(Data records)
━━━

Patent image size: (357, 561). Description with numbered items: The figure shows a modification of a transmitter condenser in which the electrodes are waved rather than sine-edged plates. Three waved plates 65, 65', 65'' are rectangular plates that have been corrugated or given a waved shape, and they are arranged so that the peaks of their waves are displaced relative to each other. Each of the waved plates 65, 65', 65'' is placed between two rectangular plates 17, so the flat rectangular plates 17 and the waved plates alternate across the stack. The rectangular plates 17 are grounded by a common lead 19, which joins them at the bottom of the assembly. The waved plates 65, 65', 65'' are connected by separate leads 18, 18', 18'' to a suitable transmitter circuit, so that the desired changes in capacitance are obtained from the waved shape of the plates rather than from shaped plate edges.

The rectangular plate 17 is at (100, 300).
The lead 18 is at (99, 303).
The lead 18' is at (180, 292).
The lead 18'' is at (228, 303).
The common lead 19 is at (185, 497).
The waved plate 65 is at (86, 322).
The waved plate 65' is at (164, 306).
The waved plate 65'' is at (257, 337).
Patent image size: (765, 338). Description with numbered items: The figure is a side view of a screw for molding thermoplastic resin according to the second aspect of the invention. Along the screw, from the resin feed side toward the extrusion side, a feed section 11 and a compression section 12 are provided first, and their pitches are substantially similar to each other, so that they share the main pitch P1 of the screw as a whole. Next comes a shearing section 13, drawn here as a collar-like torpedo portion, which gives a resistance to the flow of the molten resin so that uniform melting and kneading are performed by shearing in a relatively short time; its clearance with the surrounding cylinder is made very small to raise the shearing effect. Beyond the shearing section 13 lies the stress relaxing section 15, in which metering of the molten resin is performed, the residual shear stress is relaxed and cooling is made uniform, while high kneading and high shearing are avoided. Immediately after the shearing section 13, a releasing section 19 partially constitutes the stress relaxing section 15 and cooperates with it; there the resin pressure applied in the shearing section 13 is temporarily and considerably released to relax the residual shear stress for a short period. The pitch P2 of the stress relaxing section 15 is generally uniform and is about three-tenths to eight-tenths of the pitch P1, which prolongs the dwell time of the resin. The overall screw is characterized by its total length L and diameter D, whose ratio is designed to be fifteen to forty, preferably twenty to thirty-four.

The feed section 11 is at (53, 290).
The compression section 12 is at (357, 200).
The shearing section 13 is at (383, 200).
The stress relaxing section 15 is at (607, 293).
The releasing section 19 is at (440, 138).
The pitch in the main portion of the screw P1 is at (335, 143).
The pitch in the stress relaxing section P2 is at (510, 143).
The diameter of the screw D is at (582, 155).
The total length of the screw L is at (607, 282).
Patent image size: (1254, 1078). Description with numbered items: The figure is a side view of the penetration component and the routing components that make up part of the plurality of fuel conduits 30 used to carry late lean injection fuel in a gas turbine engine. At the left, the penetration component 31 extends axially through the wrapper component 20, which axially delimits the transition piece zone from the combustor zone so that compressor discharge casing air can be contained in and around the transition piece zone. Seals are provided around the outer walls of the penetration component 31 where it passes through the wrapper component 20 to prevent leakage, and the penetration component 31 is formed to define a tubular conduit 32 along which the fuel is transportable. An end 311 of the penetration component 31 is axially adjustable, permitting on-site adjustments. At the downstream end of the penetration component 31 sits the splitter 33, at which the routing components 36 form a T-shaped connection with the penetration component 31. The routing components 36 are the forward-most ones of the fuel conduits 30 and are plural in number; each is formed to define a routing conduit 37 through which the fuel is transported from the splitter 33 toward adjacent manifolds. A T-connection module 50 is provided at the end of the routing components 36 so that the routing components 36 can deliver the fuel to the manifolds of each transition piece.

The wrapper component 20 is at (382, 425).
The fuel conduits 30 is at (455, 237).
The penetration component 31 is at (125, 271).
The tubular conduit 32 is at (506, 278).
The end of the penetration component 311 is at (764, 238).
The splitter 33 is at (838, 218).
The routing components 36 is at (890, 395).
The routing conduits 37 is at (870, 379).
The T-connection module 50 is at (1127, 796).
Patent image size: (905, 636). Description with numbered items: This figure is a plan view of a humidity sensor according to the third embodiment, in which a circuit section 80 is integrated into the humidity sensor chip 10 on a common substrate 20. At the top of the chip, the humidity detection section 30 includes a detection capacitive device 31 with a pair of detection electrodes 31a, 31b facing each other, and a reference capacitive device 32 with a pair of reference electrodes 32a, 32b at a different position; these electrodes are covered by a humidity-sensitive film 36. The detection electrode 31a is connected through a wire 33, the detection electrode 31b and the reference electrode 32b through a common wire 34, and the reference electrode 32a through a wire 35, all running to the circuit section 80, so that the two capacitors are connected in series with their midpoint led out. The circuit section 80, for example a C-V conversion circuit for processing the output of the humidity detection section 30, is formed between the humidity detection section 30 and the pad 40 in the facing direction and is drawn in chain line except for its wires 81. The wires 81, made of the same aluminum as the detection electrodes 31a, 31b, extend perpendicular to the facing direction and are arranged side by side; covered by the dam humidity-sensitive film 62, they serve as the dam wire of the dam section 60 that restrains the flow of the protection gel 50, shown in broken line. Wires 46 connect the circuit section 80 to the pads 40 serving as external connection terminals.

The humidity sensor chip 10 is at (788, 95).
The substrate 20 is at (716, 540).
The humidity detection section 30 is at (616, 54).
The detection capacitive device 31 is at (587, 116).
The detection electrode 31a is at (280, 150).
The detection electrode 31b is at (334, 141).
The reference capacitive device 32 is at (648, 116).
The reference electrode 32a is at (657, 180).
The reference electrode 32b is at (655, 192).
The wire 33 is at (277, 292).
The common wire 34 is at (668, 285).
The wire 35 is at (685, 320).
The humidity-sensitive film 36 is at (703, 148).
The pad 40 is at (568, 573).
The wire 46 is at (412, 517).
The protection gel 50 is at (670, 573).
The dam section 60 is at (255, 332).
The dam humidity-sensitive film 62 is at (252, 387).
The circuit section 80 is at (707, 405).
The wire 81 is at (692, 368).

━━━

**What to work on:** Rewrite everything from the line containing "Patent image size: (905, 636)." down to the line containing "The detection electrode 31b is at (334, 141).", changing "plan view" to "top view" and leaving the rest untouched.

**Result below:**
Patent image size: (905, 636). Description with numbered items: This figure is a top view of a humidity sensor according to the third embodiment, in which a circuit section 80 is integrated into the humidity sensor chip 10 on a common substrate 20. At the top of the chip, the humidity detection section 30 includes a detection capacitive device 31 with a pair of detection electrodes 31a, 31b facing each other, and a reference capacitive device 32 with a pair of reference electrodes 32a, 32b at a different position; these electrodes are covered by a humidity-sensitive film 36. The detection electrode 31a is connected through a wire 33, the detection electrode 31b and the reference electrode 32b through a common wire 34, and the reference electrode 32a through a wire 35, all running to the circuit section 80, so that the two capacitors are connected in series with their midpoint led out. The circuit section 80, for example a C-V conversion circuit for processing the output of the humidity detection section 30, is formed between the humidity detection section 30 and the pad 40 in the facing direction and is drawn in chain line except for its wires 81. The wires 81, made of the same aluminum as the detection electrodes 31a, 31b, extend perpendicular to the facing direction and are arranged side by side; covered by the dam humidity-sensitive film 62, they serve as the dam wire of the dam section 60 that restrains the flow of the protection gel 50, shown in broken line. Wires 46 connect the circuit section 80 to the pads 40 serving as external connection terminals.

The humidity sensor chip 10 is at (788, 95).
The substrate 20 is at (716, 540).
The humidity detection section 30 is at (616, 54).
The detection capacitive device 31 is at (587, 116).
The detection electrode 31a is at (280, 150).
The detection electrode 31b is at (334, 141).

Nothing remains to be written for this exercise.